**Brief**
Identify and copy all lines of the material where the string "снова" is found.

Records contained in a dataset

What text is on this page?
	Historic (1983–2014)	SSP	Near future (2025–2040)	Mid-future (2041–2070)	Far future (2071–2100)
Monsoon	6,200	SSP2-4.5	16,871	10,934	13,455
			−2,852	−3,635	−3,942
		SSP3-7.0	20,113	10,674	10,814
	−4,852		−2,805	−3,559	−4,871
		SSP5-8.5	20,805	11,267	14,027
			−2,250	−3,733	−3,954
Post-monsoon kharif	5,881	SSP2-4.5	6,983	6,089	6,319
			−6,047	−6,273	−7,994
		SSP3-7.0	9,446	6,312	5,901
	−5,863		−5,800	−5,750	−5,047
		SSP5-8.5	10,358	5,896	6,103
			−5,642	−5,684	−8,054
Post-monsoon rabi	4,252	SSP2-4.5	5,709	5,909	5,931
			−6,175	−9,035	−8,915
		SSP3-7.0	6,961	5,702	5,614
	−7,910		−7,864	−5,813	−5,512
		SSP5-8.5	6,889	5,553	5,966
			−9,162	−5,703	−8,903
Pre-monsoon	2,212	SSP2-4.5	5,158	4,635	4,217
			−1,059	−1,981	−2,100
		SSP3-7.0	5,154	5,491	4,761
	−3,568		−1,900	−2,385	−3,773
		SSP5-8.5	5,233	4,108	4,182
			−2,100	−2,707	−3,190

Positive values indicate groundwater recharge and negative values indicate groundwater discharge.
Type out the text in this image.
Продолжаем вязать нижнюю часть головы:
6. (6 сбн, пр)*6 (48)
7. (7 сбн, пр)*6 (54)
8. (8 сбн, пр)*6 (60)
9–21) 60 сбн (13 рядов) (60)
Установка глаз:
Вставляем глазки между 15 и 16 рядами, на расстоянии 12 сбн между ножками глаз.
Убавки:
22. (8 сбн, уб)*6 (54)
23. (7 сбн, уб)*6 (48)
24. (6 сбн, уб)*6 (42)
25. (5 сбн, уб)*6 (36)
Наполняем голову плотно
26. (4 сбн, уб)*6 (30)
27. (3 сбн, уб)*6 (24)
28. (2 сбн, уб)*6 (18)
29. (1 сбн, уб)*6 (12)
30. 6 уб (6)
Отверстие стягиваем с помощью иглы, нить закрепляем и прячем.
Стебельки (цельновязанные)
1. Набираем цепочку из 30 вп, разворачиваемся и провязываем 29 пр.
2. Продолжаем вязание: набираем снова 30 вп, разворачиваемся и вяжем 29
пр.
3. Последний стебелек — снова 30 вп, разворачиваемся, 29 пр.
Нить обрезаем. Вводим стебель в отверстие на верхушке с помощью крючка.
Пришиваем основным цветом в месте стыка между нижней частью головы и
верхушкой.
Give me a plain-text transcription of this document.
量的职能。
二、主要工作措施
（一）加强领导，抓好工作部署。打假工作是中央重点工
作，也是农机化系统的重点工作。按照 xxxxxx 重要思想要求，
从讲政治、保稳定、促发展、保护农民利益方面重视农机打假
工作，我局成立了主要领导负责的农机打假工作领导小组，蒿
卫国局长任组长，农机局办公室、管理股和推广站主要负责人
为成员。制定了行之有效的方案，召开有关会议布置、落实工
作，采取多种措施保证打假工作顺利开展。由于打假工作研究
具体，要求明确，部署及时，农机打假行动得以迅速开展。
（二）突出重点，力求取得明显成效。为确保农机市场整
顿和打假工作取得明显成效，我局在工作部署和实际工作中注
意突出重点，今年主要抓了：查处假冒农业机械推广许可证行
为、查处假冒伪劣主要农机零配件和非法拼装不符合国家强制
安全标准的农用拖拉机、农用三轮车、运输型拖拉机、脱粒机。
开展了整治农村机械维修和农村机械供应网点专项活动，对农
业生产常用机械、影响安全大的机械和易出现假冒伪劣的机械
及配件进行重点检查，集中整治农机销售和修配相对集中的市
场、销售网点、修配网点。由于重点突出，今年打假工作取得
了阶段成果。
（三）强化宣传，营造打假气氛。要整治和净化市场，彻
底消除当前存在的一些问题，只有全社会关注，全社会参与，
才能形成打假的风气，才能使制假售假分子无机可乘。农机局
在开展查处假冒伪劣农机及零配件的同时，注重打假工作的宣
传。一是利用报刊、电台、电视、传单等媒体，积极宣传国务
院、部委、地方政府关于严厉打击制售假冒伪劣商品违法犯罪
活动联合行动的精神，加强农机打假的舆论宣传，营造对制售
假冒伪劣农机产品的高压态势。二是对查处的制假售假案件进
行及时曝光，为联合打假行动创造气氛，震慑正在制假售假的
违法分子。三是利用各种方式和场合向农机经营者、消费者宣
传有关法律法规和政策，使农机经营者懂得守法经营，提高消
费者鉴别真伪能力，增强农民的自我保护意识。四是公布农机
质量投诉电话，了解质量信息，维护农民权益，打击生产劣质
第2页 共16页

**Answer in full**
2. Продолжаем вязание: набираем снова 30 вп, разворачиваемся и вяжем 29
3. Последний стебелек — снова 30 вп, разворачиваемся, 29 пр.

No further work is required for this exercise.